— start of Items —

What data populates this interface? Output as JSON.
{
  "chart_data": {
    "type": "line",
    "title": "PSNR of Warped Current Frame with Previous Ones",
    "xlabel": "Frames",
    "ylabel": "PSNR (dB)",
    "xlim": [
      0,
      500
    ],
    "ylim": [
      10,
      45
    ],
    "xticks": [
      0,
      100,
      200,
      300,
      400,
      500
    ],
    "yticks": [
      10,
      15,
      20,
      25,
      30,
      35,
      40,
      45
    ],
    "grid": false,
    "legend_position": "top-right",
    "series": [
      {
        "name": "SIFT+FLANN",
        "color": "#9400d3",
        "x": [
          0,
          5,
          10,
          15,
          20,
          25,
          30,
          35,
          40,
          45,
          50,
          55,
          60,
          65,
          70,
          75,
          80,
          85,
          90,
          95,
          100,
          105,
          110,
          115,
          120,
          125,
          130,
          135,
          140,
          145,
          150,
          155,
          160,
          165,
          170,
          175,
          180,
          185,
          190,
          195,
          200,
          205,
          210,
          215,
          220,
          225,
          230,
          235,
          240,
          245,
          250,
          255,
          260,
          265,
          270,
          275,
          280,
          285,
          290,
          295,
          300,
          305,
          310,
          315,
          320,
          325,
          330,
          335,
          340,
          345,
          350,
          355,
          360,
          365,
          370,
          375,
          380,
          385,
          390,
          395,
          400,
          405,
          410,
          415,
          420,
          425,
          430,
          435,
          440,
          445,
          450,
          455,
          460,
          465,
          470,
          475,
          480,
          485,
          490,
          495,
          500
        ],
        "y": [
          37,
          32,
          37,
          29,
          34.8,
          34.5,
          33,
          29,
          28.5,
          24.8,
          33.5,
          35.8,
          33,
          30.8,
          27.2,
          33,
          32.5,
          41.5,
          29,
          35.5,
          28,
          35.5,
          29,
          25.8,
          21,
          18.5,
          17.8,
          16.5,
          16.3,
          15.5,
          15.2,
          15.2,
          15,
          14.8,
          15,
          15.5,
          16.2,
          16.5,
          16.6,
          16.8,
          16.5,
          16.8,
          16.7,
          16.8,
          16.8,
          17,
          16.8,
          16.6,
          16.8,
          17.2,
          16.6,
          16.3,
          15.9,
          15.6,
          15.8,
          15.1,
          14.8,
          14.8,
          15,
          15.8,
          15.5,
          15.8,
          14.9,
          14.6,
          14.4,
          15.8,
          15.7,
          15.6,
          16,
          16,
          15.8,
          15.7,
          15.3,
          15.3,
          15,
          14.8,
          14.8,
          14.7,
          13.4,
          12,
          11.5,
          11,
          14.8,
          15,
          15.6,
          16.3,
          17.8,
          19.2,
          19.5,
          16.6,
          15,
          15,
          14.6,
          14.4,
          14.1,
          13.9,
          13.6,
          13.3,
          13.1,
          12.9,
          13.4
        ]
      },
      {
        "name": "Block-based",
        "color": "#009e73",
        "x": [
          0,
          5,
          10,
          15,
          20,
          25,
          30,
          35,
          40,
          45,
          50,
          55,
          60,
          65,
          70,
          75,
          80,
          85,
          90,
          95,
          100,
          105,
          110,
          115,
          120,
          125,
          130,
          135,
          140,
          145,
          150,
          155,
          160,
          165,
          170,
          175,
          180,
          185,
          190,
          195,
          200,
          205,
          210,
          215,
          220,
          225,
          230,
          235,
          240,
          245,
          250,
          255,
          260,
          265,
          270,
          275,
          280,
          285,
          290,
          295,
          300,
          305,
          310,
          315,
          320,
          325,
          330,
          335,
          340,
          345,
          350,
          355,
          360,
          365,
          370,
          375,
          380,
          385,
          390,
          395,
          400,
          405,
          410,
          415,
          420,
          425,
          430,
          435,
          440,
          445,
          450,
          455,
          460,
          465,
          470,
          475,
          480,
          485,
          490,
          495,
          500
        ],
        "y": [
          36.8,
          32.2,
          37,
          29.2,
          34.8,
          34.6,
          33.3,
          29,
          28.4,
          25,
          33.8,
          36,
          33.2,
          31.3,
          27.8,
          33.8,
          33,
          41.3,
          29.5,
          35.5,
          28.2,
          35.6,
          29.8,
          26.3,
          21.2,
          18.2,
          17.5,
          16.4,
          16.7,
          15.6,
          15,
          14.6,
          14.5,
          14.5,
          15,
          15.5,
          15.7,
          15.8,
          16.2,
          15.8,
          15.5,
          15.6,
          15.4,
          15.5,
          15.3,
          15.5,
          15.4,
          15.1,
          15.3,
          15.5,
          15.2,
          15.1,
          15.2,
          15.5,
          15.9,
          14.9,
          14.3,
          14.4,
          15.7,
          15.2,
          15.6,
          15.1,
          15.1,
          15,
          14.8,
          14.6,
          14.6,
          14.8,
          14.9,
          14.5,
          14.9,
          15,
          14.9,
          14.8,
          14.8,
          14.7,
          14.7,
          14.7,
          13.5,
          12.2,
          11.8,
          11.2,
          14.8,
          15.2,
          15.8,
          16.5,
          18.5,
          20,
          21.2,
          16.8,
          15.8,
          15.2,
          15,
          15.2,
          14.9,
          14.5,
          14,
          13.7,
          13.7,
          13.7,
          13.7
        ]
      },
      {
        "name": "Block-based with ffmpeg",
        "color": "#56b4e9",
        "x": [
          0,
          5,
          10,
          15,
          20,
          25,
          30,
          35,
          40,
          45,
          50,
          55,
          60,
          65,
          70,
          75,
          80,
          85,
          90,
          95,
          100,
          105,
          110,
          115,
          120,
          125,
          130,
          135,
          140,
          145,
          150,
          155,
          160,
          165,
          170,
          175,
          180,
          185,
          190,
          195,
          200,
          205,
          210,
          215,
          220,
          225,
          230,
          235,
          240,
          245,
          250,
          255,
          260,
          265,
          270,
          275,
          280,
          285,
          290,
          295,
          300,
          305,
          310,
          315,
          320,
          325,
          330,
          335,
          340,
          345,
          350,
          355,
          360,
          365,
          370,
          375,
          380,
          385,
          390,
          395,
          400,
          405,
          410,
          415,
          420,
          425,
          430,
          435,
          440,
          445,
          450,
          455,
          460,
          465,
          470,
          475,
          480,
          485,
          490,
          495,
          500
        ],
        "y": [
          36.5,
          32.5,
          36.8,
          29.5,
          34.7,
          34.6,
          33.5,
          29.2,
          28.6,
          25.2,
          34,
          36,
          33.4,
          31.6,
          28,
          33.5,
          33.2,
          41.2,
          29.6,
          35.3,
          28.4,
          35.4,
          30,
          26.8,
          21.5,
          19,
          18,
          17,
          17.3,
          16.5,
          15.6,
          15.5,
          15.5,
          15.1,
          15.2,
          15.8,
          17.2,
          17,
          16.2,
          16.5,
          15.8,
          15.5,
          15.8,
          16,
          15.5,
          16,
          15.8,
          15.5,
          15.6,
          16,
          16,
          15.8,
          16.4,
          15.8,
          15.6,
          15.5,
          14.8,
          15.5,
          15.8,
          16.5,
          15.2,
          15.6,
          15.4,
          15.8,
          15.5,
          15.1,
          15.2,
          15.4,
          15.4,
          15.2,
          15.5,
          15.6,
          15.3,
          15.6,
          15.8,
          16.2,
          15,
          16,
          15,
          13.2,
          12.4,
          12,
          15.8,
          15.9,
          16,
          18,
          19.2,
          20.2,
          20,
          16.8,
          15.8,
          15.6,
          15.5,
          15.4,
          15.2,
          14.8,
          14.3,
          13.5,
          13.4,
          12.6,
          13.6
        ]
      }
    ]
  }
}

— end of Items —

**What the exercise asks**
Restate the data above word for word, please.

**Task response**
What data populates this interface? Output as JSON.
{
  "chart_data": {
    "type": "line",
    "title": "PSNR of Warped Current Frame with Previous Ones",
    "xlabel": "Frames",
    "ylabel": "PSNR (dB)",
    "xlim": [
      0,
      500
    ],
    "ylim": [
      10,
      45
    ],
    "xticks": [
      0,
      100,
      200,
      300,
      400,
      500
    ],
    "yticks": [
      10,
      15,
      20,
      25,
      30,
      35,
      40,
      45
    ],
    "grid": false,
    "legend_position": "top-right",
    "series": [
      {
        "name": "SIFT+FLANN",
        "color": "#9400d3",
        "x": [
          0,
          5,
          10,
          15,
          20,
          25,
          30,
          35,
          40,
          45,
          50,
          55,
          60,
          65,
          70,
          75,
          80,
          85,
          90,
          95,
          100,
          105,
          110,
          115,
          120,
          125,
          130,
          135,
          140,
          145,
          150,
          155,
          160,
          165,
          170,
          175,
          180,
          185,
          190,
          195,
          200,
          205,
          210,
          215,
          220,
          225,
          230,
          235,
          240,
          245,
          250,
          255,
          260,
          265,
          270,
          275,
          280,
          285,
          290,
          295,
          300,
          305,
          310,
          315,
          320,
          325,
          330,
          335,
          340,
          345,
          350,
          355,
          360,
          365,
          370,
          375,
          380,
          385,
          390,
          395,
          400,
          405,
          410,
          415,
          420,
          425,
          430,
          435,
          440,
          445,
          450,
          455,
          460,
          465,
          470,
          475,
          480,
          485,
          490,
          495,
          500
        ],
        "y": [
          37,
          32,
          37,
          29,
          34.8,
          34.5,
          33,
          29,
          28.5,
          24.8,
          33.5,
          35.8,
          33,
          30.8,
          27.2,
          33,
          32.5,
          41.5,
          29,
          35.5,
          28,
          35.5,
          29,
          25.8,
          21,
          18.5,
          17.8,
          16.5,
          16.3,
          15.5,
          15.2,
          15.2,
          15,
          14.8,
          15,
          15.5,
          16.2,
          16.5,
          16.6,
          16.8,
          16.5,
          16.8,
          16.7,
          16.8,
          16.8,
          17,
          16.8,
          16.6,
          16.8,
          17.2,
          16.6,
          16.3,
          15.9,
          15.6,
          15.8,
          15.1,
          14.8,
          14.8,
          15,
          15.8,
          15.5,
          15.8,
          14.9,
          14.6,
          14.4,
          15.8,
          15.7,
          15.6,
          16,
          16,
          15.8,
          15.7,
          15.3,
          15.3,
          15,
          14.8,
          14.8,
          14.7,
          13.4,
          12,
          11.5,
          11,
          14.8,
          15,
          15.6,
          16.3,
          17.8,
          19.2,
          19.5,
          16.6,
          15,
          15,
          14.6,
          14.4,
          14.1,
          13.9,
          13.6,
          13.3,
          13.1,
          12.9,
          13.4
        ]
      },
      {
        "name": "Block-based",
        "color": "#009e73",
        "x": [
          0,
          5,
          10,
          15,
          20,
          25,
          30,
          35,
          40,
          45,
          50,
          55,
          60,
          65,
          70,
          75,
          80,
          85,
          90,
          95,
          100,
          105,
          110,
          115,
          120,
          125,
          130,
          135,
          140,
          145,
          150,
          155,
          160,
          165,
          170,
          175,
          180,
          185,
          190,
          195,
          200,
          205,
          210,
          215,
          220,
          225,
          230,
          235,
          240,
          245,
          250,
          255,
          260,
          265,
          270,
          275,
          280,
          285,
          290,
          295,
          300,
          305,
          310,
          315,
          320,
          325,
          330,
          335,
          340,
          345,
          350,
          355,
          360,
          365,
          370,
          375,
          380,
          385,
          390,
          395,
          400,
          405,
          410,
          415,
          420,
          425,
          430,
          435,
          440,
          445,
          450,
          455,
          460,
          465,
          470,
          475,
          480,
          485,
          490,
          495,
          500
        ],
        "y": [
          36.8,
          32.2,
          37,
          29.2,
          34.8,
          34.6,
          33.3,
          29,
          28.4,
          25,
          33.8,
          36,
          33.2,
          31.3,
          27.8,
          33.8,
          33,
          41.3,
          29.5,
          35.5,
          28.2,
          35.6,
          29.8,
          26.3,
          21.2,
          18.2,
          17.5,
          16.4,
          16.7,
          15.6,
          15,
          14.6,
          14.5,
          14.5,
          15,
          15.5,
          15.7,
          15.8,
          16.2,
          15.8,
          15.5,
          15.6,
          15.4,
          15.5,
          15.3,
          15.5,
          15.4,
          15.1,
          15.3,
          15.5,
          15.2,
          15.1,
          15.2,
          15.5,
          15.9,
          14.9,
          14.3,
          14.4,
          15.7,
          15.2,
          15.6,
          15.1,
          15.1,
          15,
          14.8,
          14.6,
          14.6,
          14.8,
          14.9,
          14.5,
          14.9,
          15,
          14.9,
          14.8,
          14.8,
          14.7,
          14.7,
          14.7,
          13.5,
          12.2,
          11.8,
          11.2,
          14.8,
          15.2,
          15.8,
          16.5,
          18.5,
          20,
          21.2,
          16.8,
          15.8,
          15.2,
          15,
          15.2,
          14.9,
          14.5,
          14,
          13.7,
          13.7,
          13.7,
          13.7
        ]
      },
      {
        "name": "Block-based with ffmpeg",
        "color": "#56b4e9",
        "x": [
          0,
          5,
          10,
          15,
          20,
          25,
          30,
          35,
          40,
          45,
          50,
          55,
          60,
          65,
          70,
          75,
          80,
          85,
          90,
          95,
          100,
          105,
          110,
          115,
          120,
          125,
          130,
          135,
          140,
          145,
          150,
          155,
          160,
          165,
          170,
          175,
          180,
          185,
          190,
          195,
          200,
          205,
          210,
          215,
          220,
          225,
          230,
          235,
          240,
          245,
          250,
          255,
          260,
          265,
          270,
          275,
          280,
          285,
          290,
          295,
          300,
          305,
          310,
          315,
          320,
          325,
          330,
          335,
          340,
          345,
          350,
          355,
          360,
          365,
          370,
          375,
          380,
          385,
          390,
          395,
          400,
          405,
          410,
          415,
          420,
          425,
          430,
          435,
          440,
          445,
          450,
          455,
          460,
          465,
          470,
          475,
          480,
          485,
          490,
          495,
          500
        ],
        "y": [
          36.5,
          32.5,
          36.8,
          29.5,
          34.7,
          34.6,
          33.5,
          29.2,
          28.6,
          25.2,
          34,
          36,
          33.4,
          31.6,
          28,
          33.5,
          33.2,
          41.2,
          29.6,
          35.3,
          28.4,
          35.4,
          30,
          26.8,
          21.5,
          19,
          18,
          17,
          17.3,
          16.5,
          15.6,
          15.5,
          15.5,
          15.1,
          15.2,
          15.8,
          17.2,
          17,
          16.2,
          16.5,
          15.8,
          15.5,
          15.8,
          16,
          15.5,
          16,
          15.8,
          15.5,
          15.6,
          16,
          16,
          15.8,
          16.4,
          15.8,
          15.6,
          15.5,
          14.8,
          15.5,
          15.8,
          16.5,
          15.2,
          15.6,
          15.4,
          15.8,
          15.5,
          15.1,
          15.2,
          15.4,
          15.4,
          15.2,
          15.5,
          15.6,
          15.3,
          15.6,
          15.8,
          16.2,
          15,
          16,
          15,
          13.2,
          12.4,
          12,
          15.8,
          15.9,
          16,
          18,
          19.2,
          20.2,
          20,
          16.8,
          15.8,
          15.6,
          15.5,
          15.4,
          15.2,
          14.8,
          14.3,
          13.5,
          13.4,
          12.6,
          13.6
        ]
      }
    ]
  }
}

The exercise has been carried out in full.